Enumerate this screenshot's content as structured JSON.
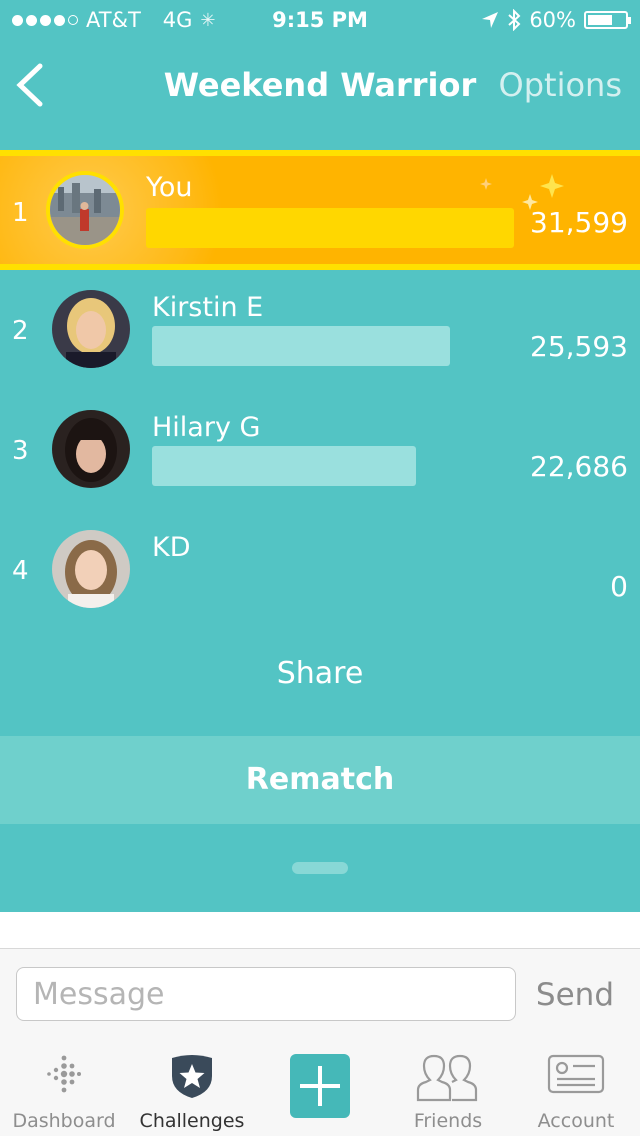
{
  "status_bar": {
    "carrier": "AT&T",
    "network": "4G",
    "time": "9:15 PM",
    "battery": "60%",
    "battery_level": 0.6
  },
  "nav": {
    "title": "Weekend Warrior",
    "options_label": "Options"
  },
  "leaderboard": [
    {
      "rank": "1",
      "name": "You",
      "steps": "31,599",
      "value": 31599
    },
    {
      "rank": "2",
      "name": "Kirstin E",
      "steps": "25,593",
      "value": 25593
    },
    {
      "rank": "3",
      "name": "Hilary G",
      "steps": "22,686",
      "value": 22686
    },
    {
      "rank": "4",
      "name": "KD",
      "steps": "0",
      "value": 0
    }
  ],
  "colors": {
    "background": "#53c4c4",
    "highlight": "#ffb400",
    "highlight_border": "#ffe000",
    "bar_you": "#ffd700",
    "bar_other": "#9ae0de",
    "tab_active_icon": "#3a4a5a",
    "add_button": "#45b8b8"
  },
  "share_label": "Share",
  "rematch_label": "Rematch",
  "message": {
    "placeholder": "Message",
    "value": "",
    "send_label": "Send"
  },
  "tabs": [
    {
      "label": "Dashboard",
      "icon": "dashboard-dots-icon"
    },
    {
      "label": "Challenges",
      "icon": "shield-star-icon",
      "active": true
    },
    {
      "label": "",
      "icon": "plus-icon"
    },
    {
      "label": "Friends",
      "icon": "friends-icon"
    },
    {
      "label": "Account",
      "icon": "id-card-icon"
    }
  ]
}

Task objective: Pictures in the records must not appear in the copy; transcribe everything else precisely.

Answer to this exercise:
Enumerate this screenshot's content as structured JSON.
{
  "status_bar": {
    "carrier": "AT&T",
    "network": "4G",
    "time": "9:15 PM",
    "battery": "60%",
    "battery_level": 0.6
  },
  "nav": {
    "title": "Weekend Warrior",
    "options_label": "Options"
  },
  "leaderboard": [
    {
      "rank": "1",
      "name": "You",
      "steps": "31,599",
      "value": 31599
    },
    {
      "rank": "2",
      "name": "Kirstin E",
      "steps": "25,593",
      "value": 25593
    },
    {
      "rank": "3",
      "name": "Hilary G",
      "steps": "22,686",
      "value": 22686
    },
    {
      "rank": "4",
      "name": "KD",
      "steps": "0",
      "value": 0
    }
  ],
  "colors": {
    "background": "#53c4c4",
    "highlight": "#ffb400",
    "highlight_border": "#ffe000",
    "bar_you": "#ffd700",
    "bar_other": "#9ae0de",
    "tab_active_icon": "#3a4a5a",
    "add_button": "#45b8b8"
  },
  "share_label": "Share",
  "rematch_label": "Rematch",
  "message": {
    "placeholder": "Message",
    "value": "",
    "send_label": "Send"
  },
  "tabs": [
    {
      "label": "Dashboard",
      "icon": "dashboard-dots-icon"
    },
    {
      "label": "Challenges",
      "icon": "shield-star-icon",
      "active": true
    },
    {
      "label": "",
      "icon": "plus-icon"
    },
    {
      "label": "Friends",
      "icon": "friends-icon"
    },
    {
      "label": "Account",
      "icon": "id-card-icon"
    }
  ]
}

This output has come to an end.